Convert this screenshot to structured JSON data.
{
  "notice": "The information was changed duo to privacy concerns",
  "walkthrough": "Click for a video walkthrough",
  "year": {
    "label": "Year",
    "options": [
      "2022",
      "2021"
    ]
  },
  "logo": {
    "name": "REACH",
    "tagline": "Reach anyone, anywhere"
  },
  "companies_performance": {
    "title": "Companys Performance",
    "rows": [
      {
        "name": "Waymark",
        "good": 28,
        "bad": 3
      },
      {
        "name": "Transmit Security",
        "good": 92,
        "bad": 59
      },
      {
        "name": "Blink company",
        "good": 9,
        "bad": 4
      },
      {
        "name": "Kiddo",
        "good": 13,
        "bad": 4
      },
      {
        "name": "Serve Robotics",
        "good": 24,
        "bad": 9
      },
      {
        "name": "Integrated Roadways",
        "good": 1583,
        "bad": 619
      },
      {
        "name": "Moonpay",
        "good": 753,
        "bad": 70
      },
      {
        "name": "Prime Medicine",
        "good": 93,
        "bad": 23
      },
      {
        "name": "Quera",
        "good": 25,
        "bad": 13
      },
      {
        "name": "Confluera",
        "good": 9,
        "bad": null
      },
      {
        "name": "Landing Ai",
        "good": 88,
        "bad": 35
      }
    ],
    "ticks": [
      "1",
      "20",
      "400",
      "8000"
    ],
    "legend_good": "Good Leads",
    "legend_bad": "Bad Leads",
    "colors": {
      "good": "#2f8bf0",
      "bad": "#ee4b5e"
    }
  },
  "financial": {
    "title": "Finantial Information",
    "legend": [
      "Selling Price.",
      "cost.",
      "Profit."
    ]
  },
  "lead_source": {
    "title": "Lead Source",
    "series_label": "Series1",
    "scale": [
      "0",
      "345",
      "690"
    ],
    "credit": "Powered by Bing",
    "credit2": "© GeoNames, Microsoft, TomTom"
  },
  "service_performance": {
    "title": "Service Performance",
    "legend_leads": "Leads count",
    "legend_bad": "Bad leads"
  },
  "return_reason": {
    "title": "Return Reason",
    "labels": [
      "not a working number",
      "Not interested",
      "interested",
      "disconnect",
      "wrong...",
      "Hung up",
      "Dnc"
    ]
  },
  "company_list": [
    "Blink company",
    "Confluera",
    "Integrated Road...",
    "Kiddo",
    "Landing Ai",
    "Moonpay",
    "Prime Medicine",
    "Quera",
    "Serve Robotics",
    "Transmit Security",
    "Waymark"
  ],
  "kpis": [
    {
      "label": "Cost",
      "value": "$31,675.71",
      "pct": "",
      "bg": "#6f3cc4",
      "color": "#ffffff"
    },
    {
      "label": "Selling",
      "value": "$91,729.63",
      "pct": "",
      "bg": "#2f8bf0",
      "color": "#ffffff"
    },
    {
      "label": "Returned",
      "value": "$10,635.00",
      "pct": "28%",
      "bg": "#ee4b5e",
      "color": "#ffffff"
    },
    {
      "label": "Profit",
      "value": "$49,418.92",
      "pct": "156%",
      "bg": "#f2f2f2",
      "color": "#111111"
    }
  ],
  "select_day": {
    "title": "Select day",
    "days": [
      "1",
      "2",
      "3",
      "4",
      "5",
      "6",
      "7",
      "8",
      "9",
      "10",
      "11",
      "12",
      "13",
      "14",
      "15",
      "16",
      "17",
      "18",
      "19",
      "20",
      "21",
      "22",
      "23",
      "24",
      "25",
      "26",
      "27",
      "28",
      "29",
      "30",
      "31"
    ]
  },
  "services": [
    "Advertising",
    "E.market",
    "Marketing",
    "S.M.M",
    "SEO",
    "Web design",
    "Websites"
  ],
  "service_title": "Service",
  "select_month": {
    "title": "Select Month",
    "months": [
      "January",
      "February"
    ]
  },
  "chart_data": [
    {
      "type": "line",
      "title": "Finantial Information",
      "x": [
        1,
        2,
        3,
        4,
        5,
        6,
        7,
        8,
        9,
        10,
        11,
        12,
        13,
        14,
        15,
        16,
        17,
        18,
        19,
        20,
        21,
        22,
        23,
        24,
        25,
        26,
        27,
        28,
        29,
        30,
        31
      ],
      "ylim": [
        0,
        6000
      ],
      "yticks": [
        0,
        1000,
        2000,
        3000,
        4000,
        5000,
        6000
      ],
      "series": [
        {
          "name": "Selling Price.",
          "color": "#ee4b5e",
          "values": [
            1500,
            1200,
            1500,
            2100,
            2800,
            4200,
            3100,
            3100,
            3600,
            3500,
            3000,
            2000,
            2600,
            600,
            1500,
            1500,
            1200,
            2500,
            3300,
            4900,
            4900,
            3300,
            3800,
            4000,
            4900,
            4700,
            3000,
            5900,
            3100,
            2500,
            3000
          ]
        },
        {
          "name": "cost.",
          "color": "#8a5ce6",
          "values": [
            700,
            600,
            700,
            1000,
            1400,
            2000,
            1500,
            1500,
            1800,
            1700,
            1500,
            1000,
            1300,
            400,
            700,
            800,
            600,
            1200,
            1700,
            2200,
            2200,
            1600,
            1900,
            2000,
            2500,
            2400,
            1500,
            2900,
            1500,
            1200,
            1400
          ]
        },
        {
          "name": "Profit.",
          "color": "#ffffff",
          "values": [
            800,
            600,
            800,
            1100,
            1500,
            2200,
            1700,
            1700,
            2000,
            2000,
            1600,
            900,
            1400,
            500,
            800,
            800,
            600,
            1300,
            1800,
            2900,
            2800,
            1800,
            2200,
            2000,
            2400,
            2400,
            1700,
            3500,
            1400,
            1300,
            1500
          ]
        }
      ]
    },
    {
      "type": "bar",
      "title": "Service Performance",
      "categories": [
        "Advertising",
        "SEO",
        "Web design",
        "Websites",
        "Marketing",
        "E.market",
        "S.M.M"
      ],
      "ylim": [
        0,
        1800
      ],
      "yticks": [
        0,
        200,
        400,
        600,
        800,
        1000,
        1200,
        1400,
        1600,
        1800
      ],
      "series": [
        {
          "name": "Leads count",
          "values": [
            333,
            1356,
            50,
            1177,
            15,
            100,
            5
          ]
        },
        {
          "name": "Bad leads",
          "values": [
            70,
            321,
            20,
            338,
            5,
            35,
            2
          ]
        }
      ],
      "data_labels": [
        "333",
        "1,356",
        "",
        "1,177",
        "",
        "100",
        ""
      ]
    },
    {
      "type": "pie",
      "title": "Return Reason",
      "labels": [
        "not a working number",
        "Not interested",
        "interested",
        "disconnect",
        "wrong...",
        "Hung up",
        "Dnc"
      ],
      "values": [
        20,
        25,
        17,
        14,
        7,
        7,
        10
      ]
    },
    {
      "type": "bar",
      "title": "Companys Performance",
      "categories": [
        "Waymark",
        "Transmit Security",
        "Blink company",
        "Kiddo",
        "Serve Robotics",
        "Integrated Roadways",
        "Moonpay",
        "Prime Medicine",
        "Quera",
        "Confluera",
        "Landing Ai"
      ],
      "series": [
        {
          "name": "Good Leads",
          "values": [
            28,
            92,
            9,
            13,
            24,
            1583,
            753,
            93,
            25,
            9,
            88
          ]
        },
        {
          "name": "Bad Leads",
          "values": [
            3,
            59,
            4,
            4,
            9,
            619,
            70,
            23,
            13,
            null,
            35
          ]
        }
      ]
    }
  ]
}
-=-=-
● Stated goal: Which lines above contain "Serve"? Show each of them.

● Reply to the exercise:
        "name": "Serve Robotics",
    "Serve Robotics",
        "Serve Robotics",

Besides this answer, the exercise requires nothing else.